WHAT YOU HAVE TO DO: Search the data for the word "representation". Reproduce every line where it is found.

++++++++++++++++++++

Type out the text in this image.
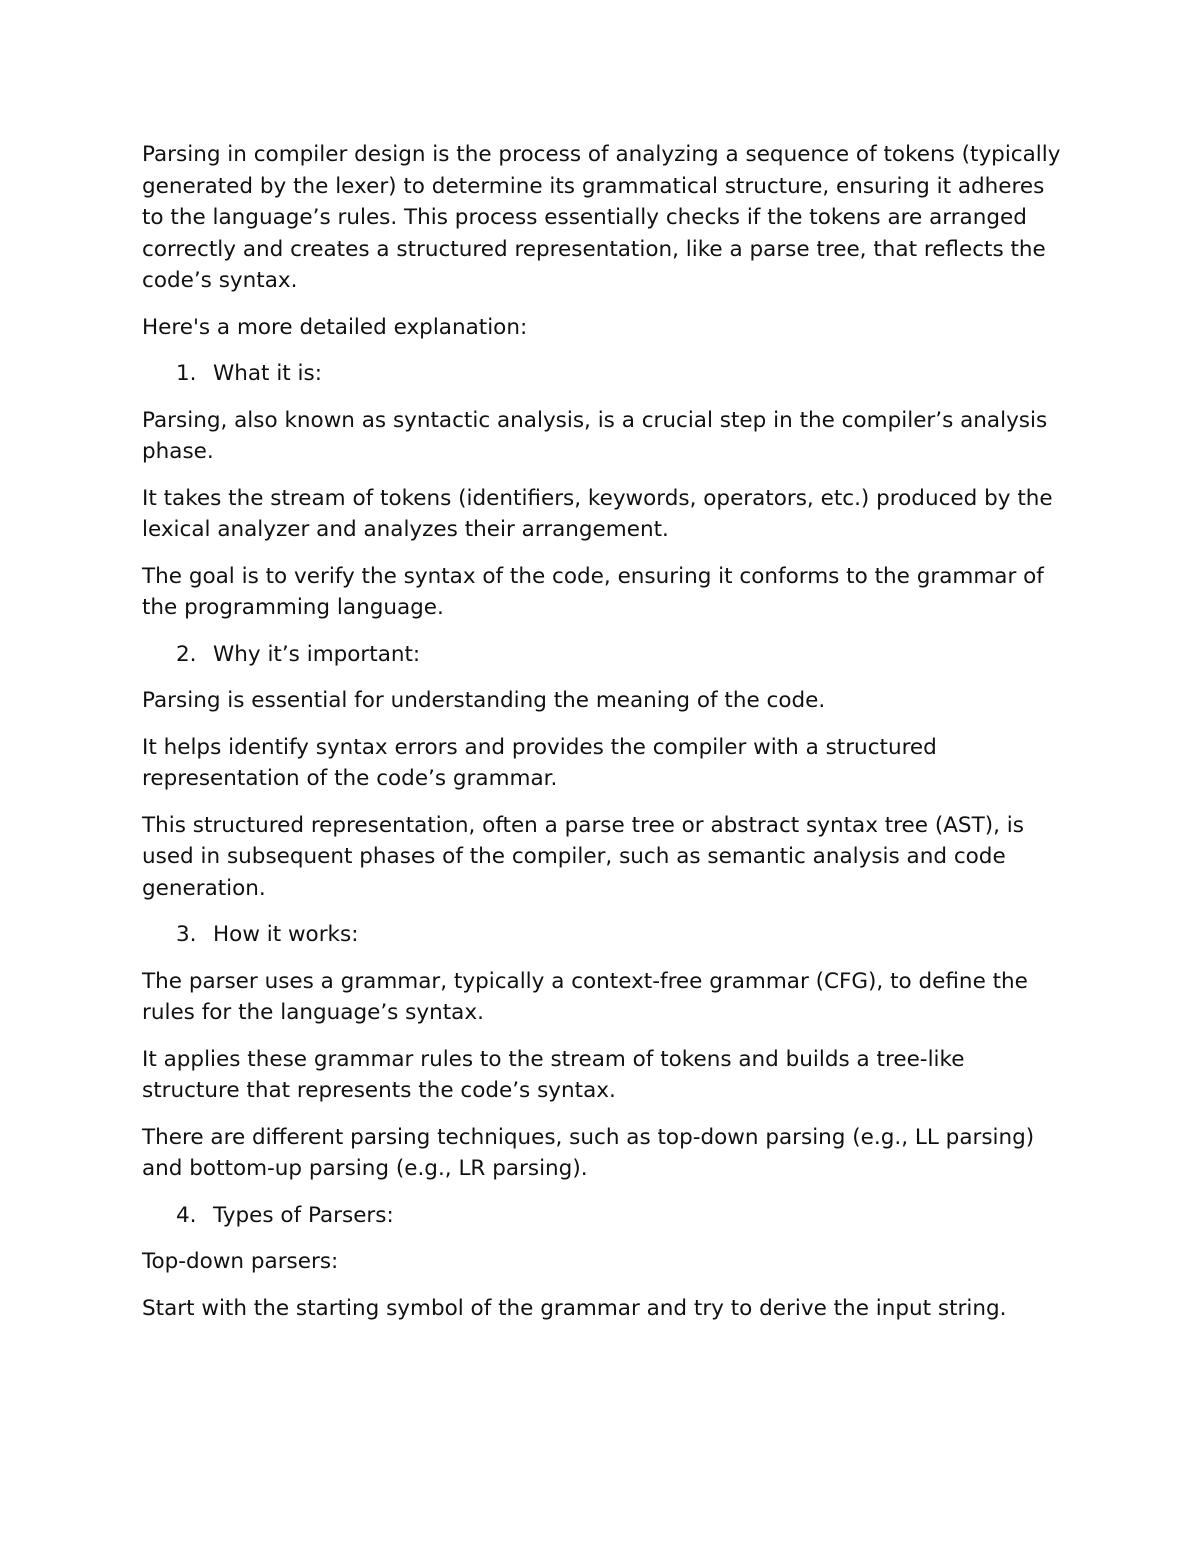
Parsing in compiler design is the process of analyzing a sequence of tokens (typically generated by the lexer) to determine its grammatical structure, ensuring it adheres to the language’s rules. This process essentially checks if the tokens are arranged correctly and creates a structured representation, like a parse tree, that reflects the code’s syntax.

Here's a more detailed explanation:

1. What it is:

Parsing, also known as syntactic analysis, is a crucial step in the compiler’s analysis phase.

It takes the stream of tokens (identifiers, keywords, operators, etc.) produced by the lexical analyzer and analyzes their arrangement.

The goal is to verify the syntax of the code, ensuring it conforms to the grammar of the programming language.

2. Why it’s important:

Parsing is essential for understanding the meaning of the code.

It helps identify syntax errors and provides the compiler with a structured representation of the code’s grammar.

This structured representation, often a parse tree or abstract syntax tree (AST), is used in subsequent phases of the compiler, such as semantic analysis and code generation.

3. How it works:

The parser uses a grammar, typically a context-free grammar (CFG), to define the rules for the language’s syntax.

It applies these grammar rules to the stream of tokens and builds a tree-like structure that represents the code’s syntax.

There are different parsing techniques, such as top-down parsing (e.g., LL parsing) and bottom-up parsing (e.g., LR parsing).

4. Types of Parsers:

Top-down parsers:

Start with the starting symbol of the grammar and try to derive the input string.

++++++++++++++++++++

EXERCISE RESULT:
Parsing in compiler design is the process of analyzing a sequence of tokens (typically generated by the lexer) to determine its grammatical structure, ensuring it adheres to the language’s rules. This process essentially checks if the tokens are arranged correctly and creates a structured representation, like a parse tree, that reflects the code’s syntax.
It helps identify syntax errors and provides the compiler with a structured representation of the code’s grammar.
This structured representation, often a parse tree or abstract syntax tree (AST), is used in subsequent phases of the compiler, such as semantic analysis and code generation.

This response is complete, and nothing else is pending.